» **Given instruction**:
Omit all images, then return the remaining material exactly as it stands.

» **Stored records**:
--------

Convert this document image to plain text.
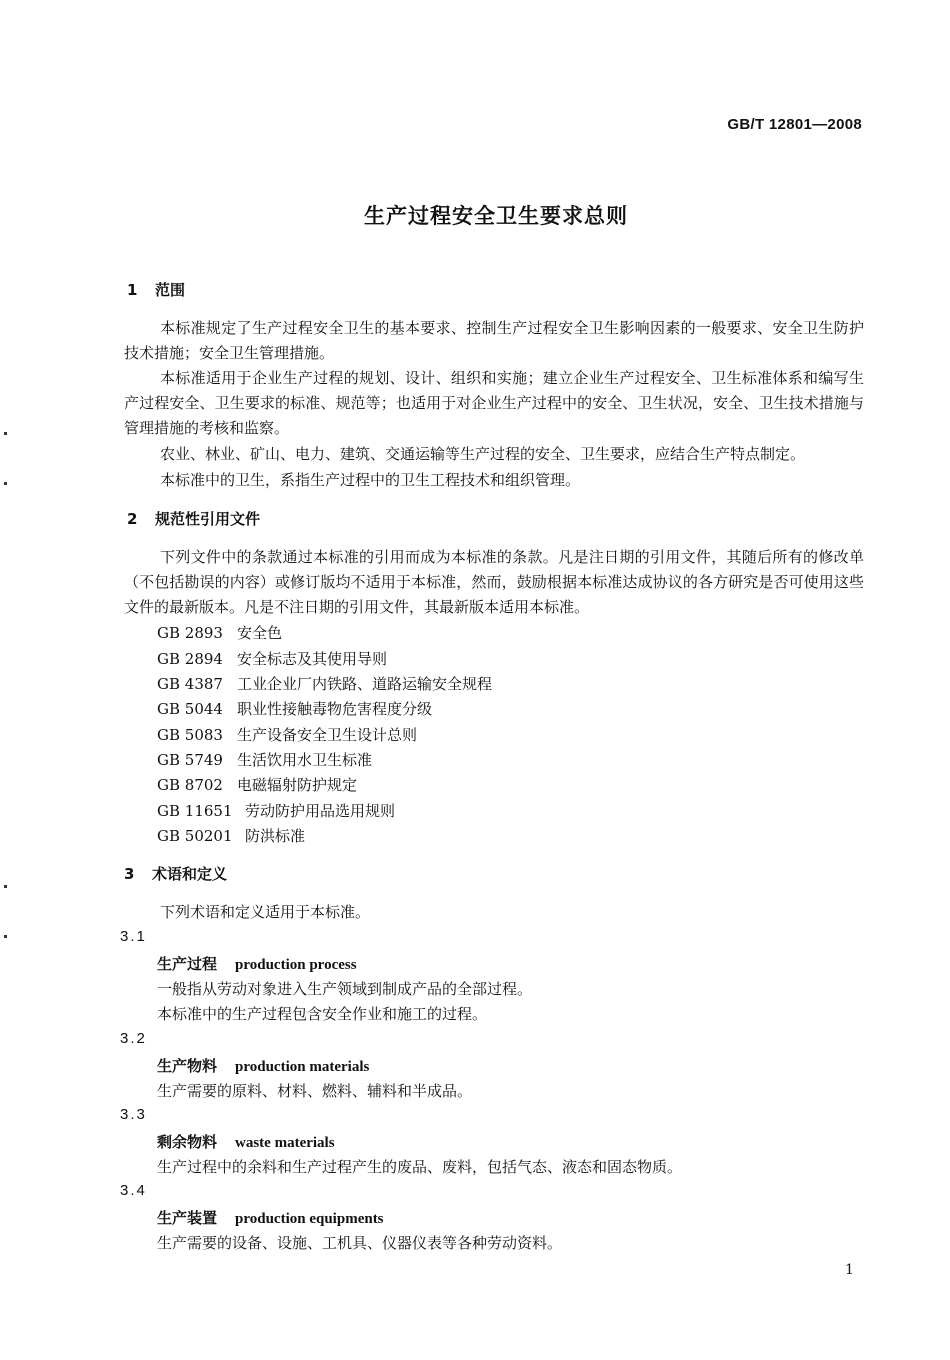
GB/T 12801—2008
生产过程安全卫生要求总则
1 范围
本标准规定了生产过程安全卫生的基本要求、控制生产过程安全卫生影响因素的一般要求、安全卫生防护技术措施；安全卫生管理措施。
本标准适用于企业生产过程的规划、设计、组织和实施；建立企业生产过程安全、卫生标准体系和编写生产过程安全、卫生要求的标准、规范等；也适用于对企业生产过程中的安全、卫生状况，安全、卫生技术措施与管理措施的考核和监察。
农业、林业、矿山、电力、建筑、交通运输等生产过程的安全、卫生要求，应结合生产特点制定。
本标准中的卫生，系指生产过程中的卫生工程技术和组织管理。
2 规范性引用文件
下列文件中的条款通过本标准的引用而成为本标准的条款。凡是注日期的引用文件，其随后所有的修改单（不包括勘误的内容）或修订版均不适用于本标准，然而，鼓励根据本标准达成协议的各方研究是否可使用这些文件的最新版本。凡是不注日期的引用文件，其最新版本适用本标准。
GB 2893 安全色
GB 2894 安全标志及其使用导则
GB 4387 工业企业厂内铁路、道路运输安全规程
GB 5044 职业性接触毒物危害程度分级
GB 5083 生产设备安全卫生设计总则
GB 5749 生活饮用水卫生标准
GB 8702 电磁辐射防护规定
GB 11651 劳动防护用品选用规则
GB 50201 防洪标准
3 术语和定义
下列术语和定义适用于本标准。
3.1
生产过程 production process
一般指从劳动对象进入生产领域到制成产品的全部过程。
本标准中的生产过程包含安全作业和施工的过程。
3.2
生产物料 production materials
生产需要的原料、材料、燃料、辅料和半成品。
3.3
剩余物料 waste materials
生产过程中的余料和生产过程产生的废品、废料，包括气态、液态和固态物质。
3.4
生产装置 production equipments
生产需要的设备、设施、工机具、仪器仪表等各种劳动资料。
1
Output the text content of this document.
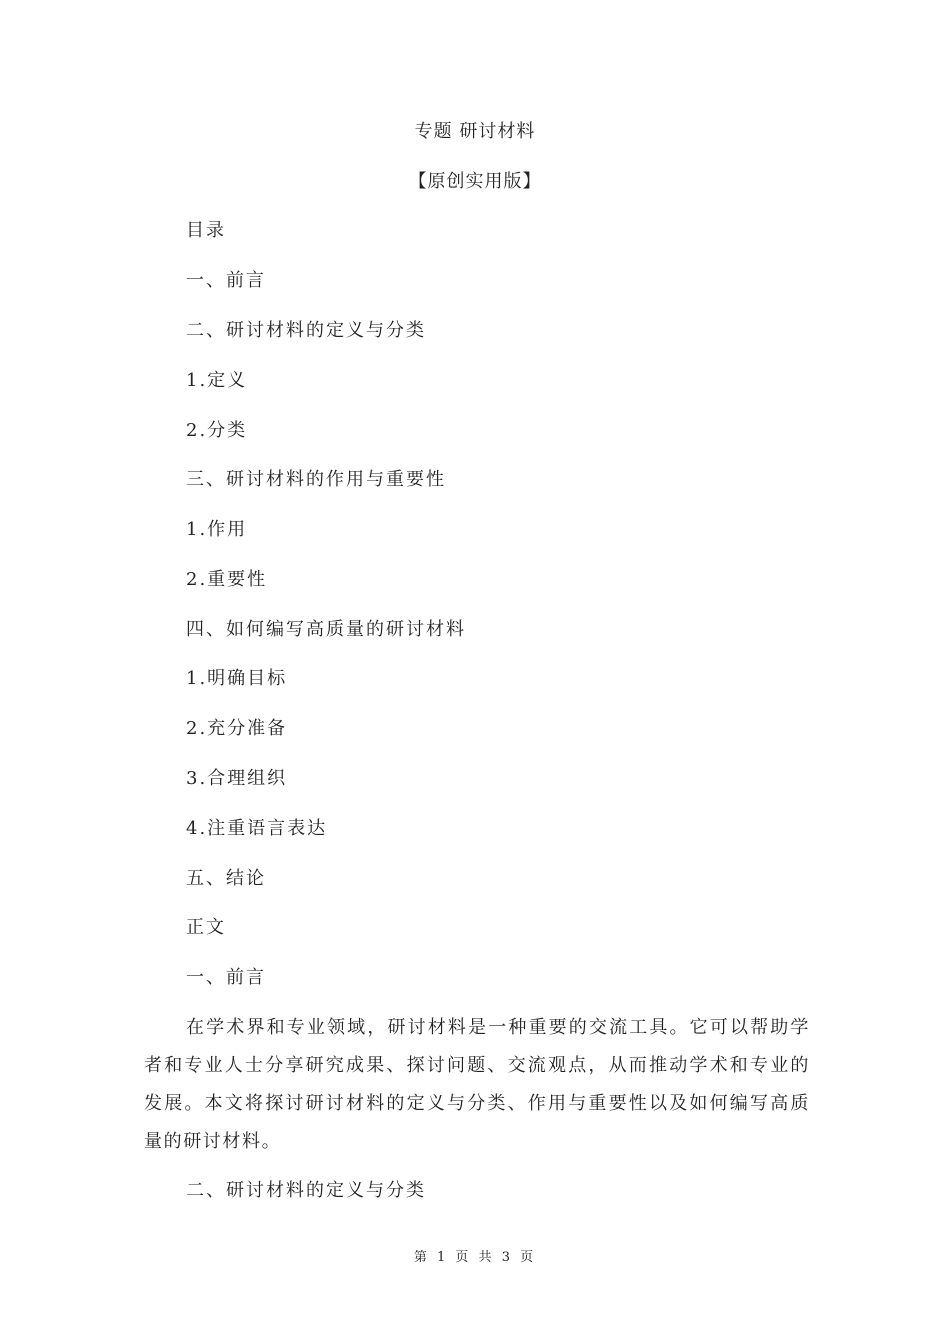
专题 研讨材料
【原创实用版】
目录
一、前言
二、研讨材料的定义与分类
1.定义
2.分类
三、研讨材料的作用与重要性
1.作用
2.重要性
四、如何编写高质量的研讨材料
1.明确目标
2.充分准备
3.合理组织
4.注重语言表达
五、结论
正文
一、前言
在学术界和专业领域，研讨材料是一种重要的交流工具。它可以帮助学者和专业人士分享研究成果、探讨问题、交流观点，从而推动学术和专业的发展。本文将探讨研讨材料的定义与分类、作用与重要性以及如何编写高质量的研讨材料。
二、研讨材料的定义与分类
第 1 页 共 3 页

--------

» **Full output**:
Convert this document image to plain text.
GB/T 12801—2008
生产过程安全卫生要求总则
1 范围
本标准规定了生产过程安全卫生的基本要求、控制生产过程安全卫生影响因素的一般要求、安全卫生防护技术措施；安全卫生管理措施。
本标准适用于企业生产过程的规划、设计、组织和实施；建立企业生产过程安全、卫生标准体系和编写生产过程安全、卫生要求的标准、规范等；也适用于对企业生产过程中的安全、卫生状况，安全、卫生技术措施与管理措施的考核和监察。
农业、林业、矿山、电力、建筑、交通运输等生产过程的安全、卫生要求，应结合生产特点制定。
本标准中的卫生，系指生产过程中的卫生工程技术和组织管理。
2 规范性引用文件
下列文件中的条款通过本标准的引用而成为本标准的条款。凡是注日期的引用文件，其随后所有的修改单（不包括勘误的内容）或修订版均不适用于本标准，然而，鼓励根据本标准达成协议的各方研究是否可使用这些文件的最新版本。凡是不注日期的引用文件，其最新版本适用本标准。
GB 2893 安全色
GB 2894 安全标志及其使用导则
GB 4387 工业企业厂内铁路、道路运输安全规程
GB 5044 职业性接触毒物危害程度分级
GB 5083 生产设备安全卫生设计总则
GB 5749 生活饮用水卫生标准
GB 8702 电磁辐射防护规定
GB 11651 劳动防护用品选用规则
GB 50201 防洪标准
3 术语和定义
下列术语和定义适用于本标准。
3.1
生产过程 production process
一般指从劳动对象进入生产领域到制成产品的全部过程。
本标准中的生产过程包含安全作业和施工的过程。
3.2
生产物料 production materials
生产需要的原料、材料、燃料、辅料和半成品。
3.3
剩余物料 waste materials
生产过程中的余料和生产过程产生的废品、废料，包括气态、液态和固态物质。
3.4
生产装置 production equipments
生产需要的设备、设施、工机具、仪器仪表等各种劳动资料。
1
Output the text content of this document.
专题 研讨材料
【原创实用版】
目录
一、前言
二、研讨材料的定义与分类
1.定义
2.分类
三、研讨材料的作用与重要性
1.作用
2.重要性
四、如何编写高质量的研讨材料
1.明确目标
2.充分准备
3.合理组织
4.注重语言表达
五、结论
正文
一、前言
在学术界和专业领域，研讨材料是一种重要的交流工具。它可以帮助学者和专业人士分享研究成果、探讨问题、交流观点，从而推动学术和专业的发展。本文将探讨研讨材料的定义与分类、作用与重要性以及如何编写高质量的研讨材料。
二、研讨材料的定义与分类
第 1 页 共 3 页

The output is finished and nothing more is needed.